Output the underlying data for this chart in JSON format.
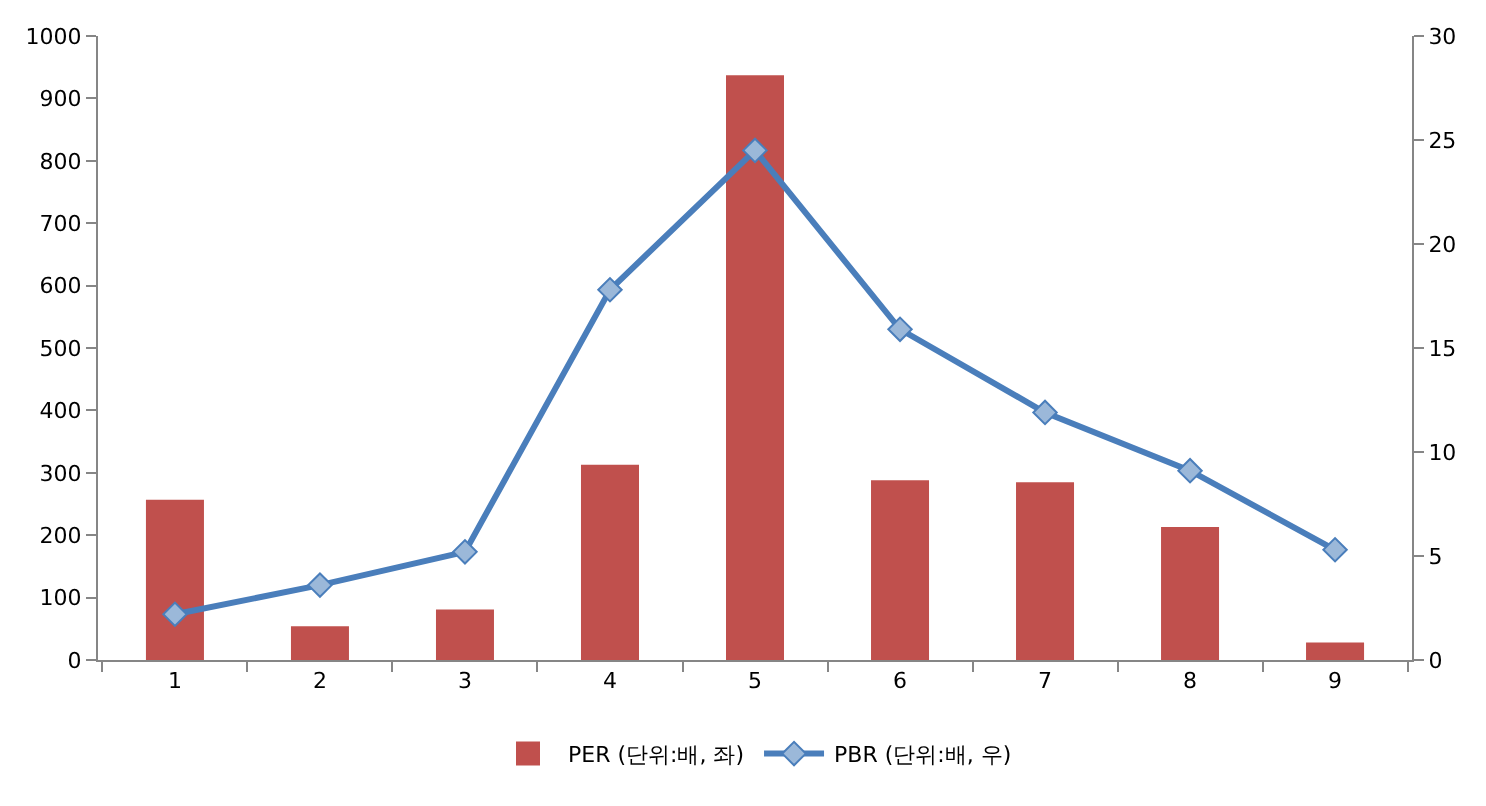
{
  "chart_data": {
    "type": "bar",
    "categories": [
      "1",
      "2",
      "3",
      "4",
      "5",
      "6",
      "7",
      "8",
      "9"
    ],
    "series": [
      {
        "name": "PER (단위:배, 좌)",
        "color": "#c0504d",
        "values": [
          257,
          54,
          81,
          313,
          937,
          288,
          285,
          213,
          28
        ]
      },
      {
        "name": "PBR (단위:배, 우)",
        "type": "line",
        "axis": "y2",
        "color": "#4a7ebb",
        "values": [
          2.2,
          3.6,
          5.2,
          17.8,
          24.5,
          15.9,
          11.9,
          9.1,
          5.3
        ]
      }
    ],
    "ylim": [
      0,
      1000
    ],
    "yticks": [
      0,
      100,
      200,
      300,
      400,
      500,
      600,
      700,
      800,
      900,
      1000
    ],
    "y2lim": [
      0,
      30
    ],
    "y2ticks": [
      0,
      5,
      10,
      15,
      20,
      25,
      30
    ],
    "legend": "bottom",
    "marker": "diamond"
  }
}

═══

**STATED TASK**
None of the pictures should appear; repeat the records exactly otherwise.

**FINAL RESULT**
Output the underlying data for this chart in JSON format.
{
  "chart_data": {
    "type": "bar",
    "categories": [
      "1",
      "2",
      "3",
      "4",
      "5",
      "6",
      "7",
      "8",
      "9"
    ],
    "series": [
      {
        "name": "PER (단위:배, 좌)",
        "color": "#c0504d",
        "values": [
          257,
          54,
          81,
          313,
          937,
          288,
          285,
          213,
          28
        ]
      },
      {
        "name": "PBR (단위:배, 우)",
        "type": "line",
        "axis": "y2",
        "color": "#4a7ebb",
        "values": [
          2.2,
          3.6,
          5.2,
          17.8,
          24.5,
          15.9,
          11.9,
          9.1,
          5.3
        ]
      }
    ],
    "ylim": [
      0,
      1000
    ],
    "yticks": [
      0,
      100,
      200,
      300,
      400,
      500,
      600,
      700,
      800,
      900,
      1000
    ],
    "y2lim": [
      0,
      30
    ],
    "y2ticks": [
      0,
      5,
      10,
      15,
      20,
      25,
      30
    ],
    "legend": "bottom",
    "marker": "diamond"
  }
}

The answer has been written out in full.